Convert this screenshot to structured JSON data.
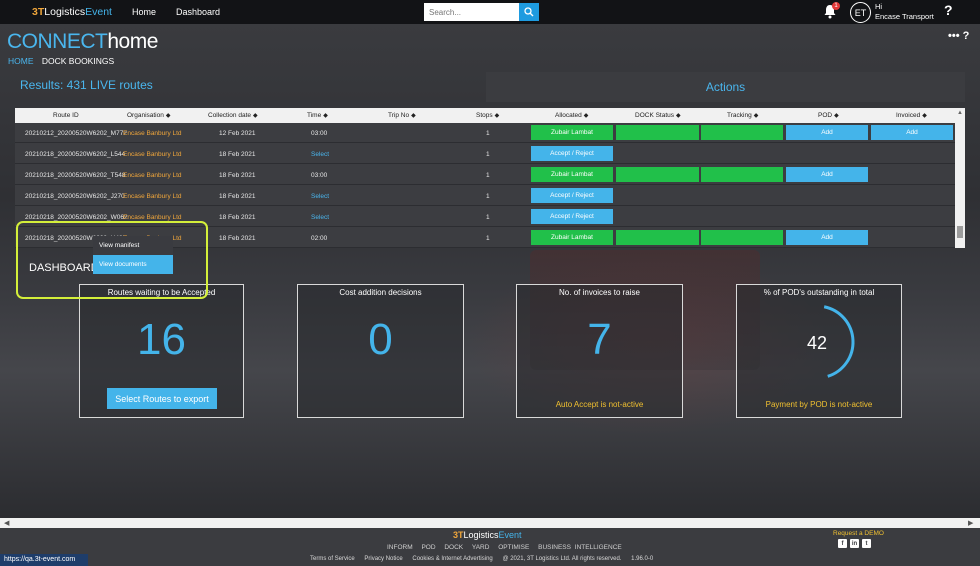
{
  "topbar": {
    "logo": {
      "prefix": "3T",
      "name": "Logistics",
      "suffix": "Event"
    },
    "nav": [
      "Home",
      "Dashboard"
    ],
    "search_placeholder": "Search...",
    "notification_count": "1",
    "avatar_initials": "ET",
    "user_greeting": "Hi",
    "user_name": "Encase Transport",
    "help": "?"
  },
  "page": {
    "brand_connect": "CONNECT",
    "brand_home": "home",
    "breadcrumb_home": "HOME",
    "breadcrumb_current": "DOCK BOOKINGS",
    "corner": "•••",
    "corner_help": "?",
    "results": "Results: 431 LIVE routes",
    "actions": "Actions"
  },
  "table": {
    "columns": [
      "Route ID",
      "Organisation",
      "Collection date",
      "Time",
      "Trip No",
      "Stops",
      "Allocated",
      "DOCK Status",
      "Tracking",
      "POD",
      "Invoiced"
    ],
    "rows": [
      {
        "route": "20210212_20200520W6202_M772",
        "org": "Encase Banbury Ltd",
        "date": "12 Feb 2021",
        "time": "03:00",
        "time_link": false,
        "stops": "1",
        "allocated": "Zubair Lambat",
        "assigned": true,
        "pod": "Add",
        "invoiced": "Add"
      },
      {
        "route": "20210218_20200520W6202_L544",
        "org": "Encase Banbury Ltd",
        "date": "18 Feb 2021",
        "time": "Select",
        "time_link": true,
        "stops": "1",
        "allocated": "Accept / Reject",
        "assigned": false,
        "pod": "",
        "invoiced": ""
      },
      {
        "route": "20210218_20200520W6202_T548",
        "org": "Encase Banbury Ltd",
        "date": "18 Feb 2021",
        "time": "03:00",
        "time_link": false,
        "stops": "1",
        "allocated": "Zubair Lambat",
        "assigned": true,
        "pod": "Add",
        "invoiced": ""
      },
      {
        "route": "20210218_20200520W6202_J270",
        "org": "Encase Banbury Ltd",
        "date": "18 Feb 2021",
        "time": "Select",
        "time_link": true,
        "stops": "1",
        "allocated": "Accept / Reject",
        "assigned": false,
        "pod": "",
        "invoiced": ""
      },
      {
        "route": "20210218_20200520W6202_W062",
        "org": "Encase Banbury Ltd",
        "date": "18 Feb 2021",
        "time": "Select",
        "time_link": true,
        "stops": "1",
        "allocated": "Accept / Reject",
        "assigned": false,
        "pod": "",
        "invoiced": ""
      },
      {
        "route": "20210218_20200520W6202_H485",
        "org": "Encase Banbury Ltd",
        "date": "18 Feb 2021",
        "time": "02:00",
        "time_link": false,
        "stops": "1",
        "allocated": "Zubair Lambat",
        "assigned": true,
        "pod": "Add",
        "invoiced": ""
      }
    ]
  },
  "context_menu": {
    "items": [
      "View manifest",
      "View documents"
    ],
    "active_index": 1
  },
  "dashboard": {
    "label": "DASHBOARD",
    "cards": [
      {
        "title": "Routes waiting to be Accepted",
        "value": "16",
        "button": "Select Routes to export"
      },
      {
        "title": "Cost addition decisions",
        "value": "0"
      },
      {
        "title": "No. of invoices to raise",
        "value": "7",
        "note": "Auto Accept is not-active"
      },
      {
        "title": "% of POD's outstanding in total",
        "value": "42",
        "note": "Payment by POD is not-active",
        "gauge_percent": 42
      }
    ]
  },
  "footer": {
    "logo": {
      "prefix": "3T",
      "name": "Logistics",
      "suffix": "Event"
    },
    "links": [
      "INFORM",
      "POD",
      "DOCK",
      "YARD",
      "OPTIMISE",
      "BUSINESS INTELLIGENCE"
    ],
    "bottom": [
      "Terms of Service",
      "Privacy Notice",
      "Cookies & Internet Advertising",
      "@ 2021, 3T Logistics Ltd. All rights reserved.",
      "1.96.0-0"
    ],
    "demo": "Request a DEMO",
    "social": [
      "f",
      "in",
      "t"
    ]
  },
  "status_url": "https://qa.3t-event.com",
  "colors": {
    "accent": "#44b4ea",
    "green": "#21c04a",
    "orange": "#f0a63b",
    "highlight": "#d4ef3a"
  }
}
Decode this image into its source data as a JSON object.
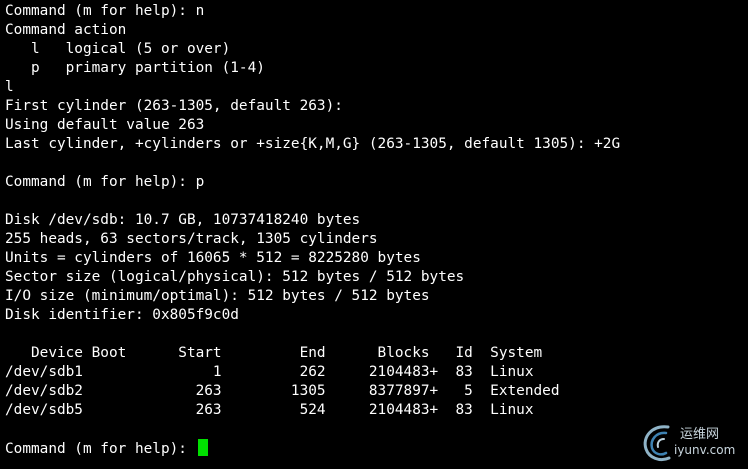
{
  "terminal": {
    "background_color": "#000000",
    "text_color": "#ffffff",
    "cursor_color": "#00e000",
    "lines": [
      "Command (m for help): n",
      "Command action",
      "   l   logical (5 or over)",
      "   p   primary partition (1-4)",
      "l",
      "First cylinder (263-1305, default 263):",
      "Using default value 263",
      "Last cylinder, +cylinders or +size{K,M,G} (263-1305, default 1305): +2G",
      "",
      "Command (m for help): p",
      "",
      "Disk /dev/sdb: 10.7 GB, 10737418240 bytes",
      "255 heads, 63 sectors/track, 1305 cylinders",
      "Units = cylinders of 16065 * 512 = 8225280 bytes",
      "Sector size (logical/physical): 512 bytes / 512 bytes",
      "I/O size (minimum/optimal): 512 bytes / 512 bytes",
      "Disk identifier: 0x805f9c0d",
      "",
      "   Device Boot      Start         End      Blocks   Id  System",
      "/dev/sdb1               1         262     2104483+  83  Linux",
      "/dev/sdb2             263        1305     8377897+   5  Extended",
      "/dev/sdb5             263         524     2104483+  83  Linux",
      ""
    ],
    "prompt": "Command (m for help): "
  },
  "watermark": {
    "title": "运维网",
    "domain": "iyunv.com",
    "icon": "swirl-logo-icon"
  }
}
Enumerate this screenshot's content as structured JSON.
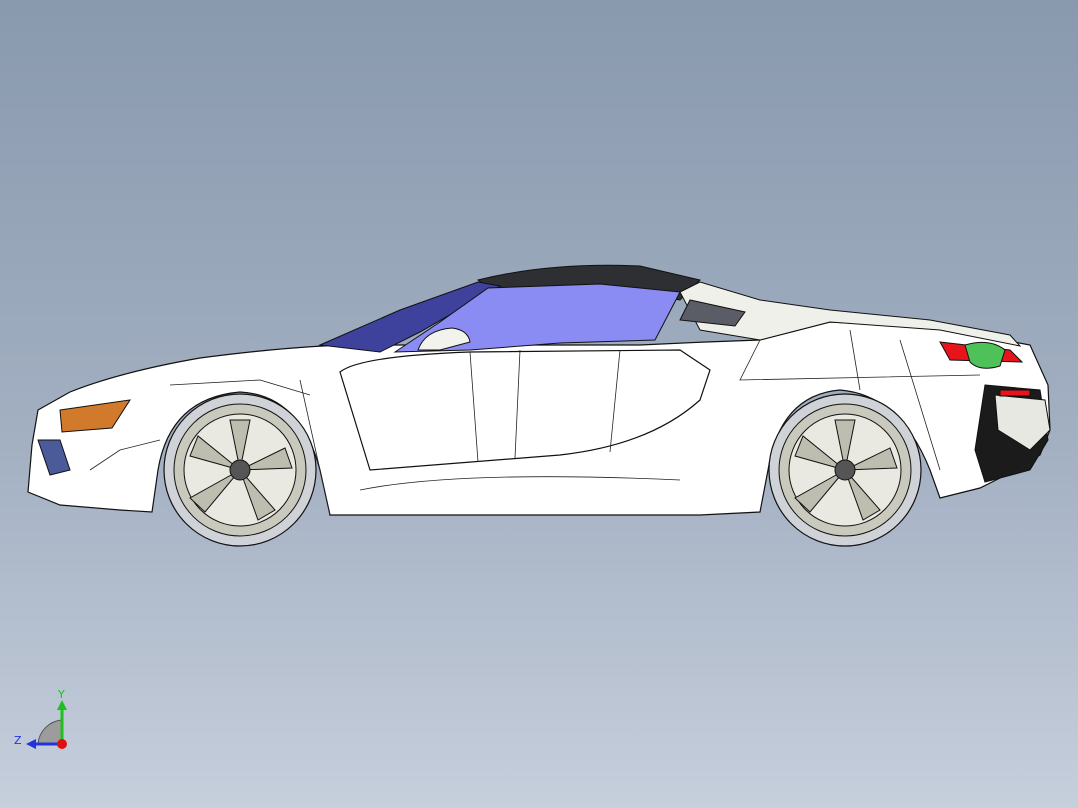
{
  "viewport": {
    "background_top": "#8999ae",
    "background_bottom": "#c6cfdc",
    "model_kind": "car-side-view"
  },
  "model_colors": {
    "body": "#ffffff",
    "edges": "#111111",
    "glass": "#8a8cf4",
    "glass_dark": "#3e429c",
    "roof": "#2e2f33",
    "headlight": "#d27a2c",
    "taillight_red": "#e8141c",
    "green_accent": "#4fc159",
    "wheel_metal": "#c9c9bd",
    "tyre": "#cfd3d7"
  },
  "triad": {
    "x_label": "",
    "y_label": "Y",
    "z_label": "Z",
    "y_color": "#1fbf1f",
    "z_color": "#2233dd",
    "x_color": "#e01010"
  }
}
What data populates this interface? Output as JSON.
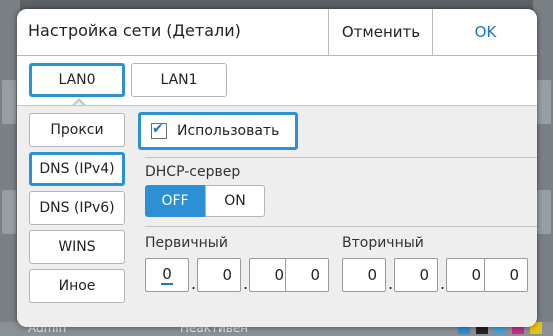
{
  "dialog": {
    "title": "Настройка сети (Детали)",
    "cancel_label": "Отменить",
    "ok_label": "OK"
  },
  "lan_tabs": [
    {
      "label": "LAN0",
      "active": true
    },
    {
      "label": "LAN1",
      "active": false
    }
  ],
  "sidebar": {
    "items": [
      {
        "label": "Прокси",
        "active": false
      },
      {
        "label": "DNS (IPv4)",
        "active": true
      },
      {
        "label": "DNS (IPv6)",
        "active": false
      },
      {
        "label": "WINS",
        "active": false
      },
      {
        "label": "Иное",
        "active": false
      }
    ]
  },
  "use": {
    "label": "Использовать",
    "checked": true
  },
  "dhcp": {
    "label": "DHCP-сервер",
    "off_label": "OFF",
    "on_label": "ON",
    "selected": "OFF"
  },
  "primary": {
    "label": "Первичный",
    "octets": [
      "0",
      "0",
      "0",
      "0"
    ]
  },
  "secondary": {
    "label": "Вторичный",
    "octets": [
      "0",
      "0",
      "0",
      "0"
    ]
  },
  "background": {
    "user": "Admin",
    "status": "Неактивен"
  },
  "colors": {
    "accent": "#2d8fd4",
    "ok_text": "#1a73c7",
    "panel_bg": "#eeeeee"
  }
}
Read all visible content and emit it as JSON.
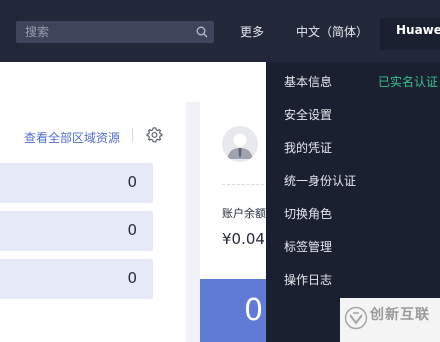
{
  "header": {
    "search_placeholder": "搜索",
    "more_label": "更多",
    "language_label": "中文（简体）",
    "user_label": "Huawei_"
  },
  "resources": {
    "view_all_label": "查看全部区域资源",
    "stats": [
      "0",
      "0",
      "0"
    ]
  },
  "account": {
    "balance_label": "账户余额",
    "balance_value": "¥0.04",
    "big_count": "0"
  },
  "user_menu": {
    "items": [
      "基本信息",
      "安全设置",
      "我的凭证",
      "统一身份认证",
      "切换角色",
      "标签管理",
      "操作日志"
    ],
    "verified_label": "已实名认证"
  },
  "watermark": {
    "text": "创新互联"
  },
  "colors": {
    "topbar": "#22283a",
    "dropdown": "#1b2030",
    "link": "#526ecc",
    "verified": "#3bbf8a",
    "accent_block": "#5f7bd6"
  }
}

........

— EXERCISE BRIEF —
Scan the material for lines with the word "screenshot", and copy each line you find.

— PROBLEM SOLUTION —
Convert this screenshot to structured JSON data.
Enumerate this screenshot's content as structured JSON.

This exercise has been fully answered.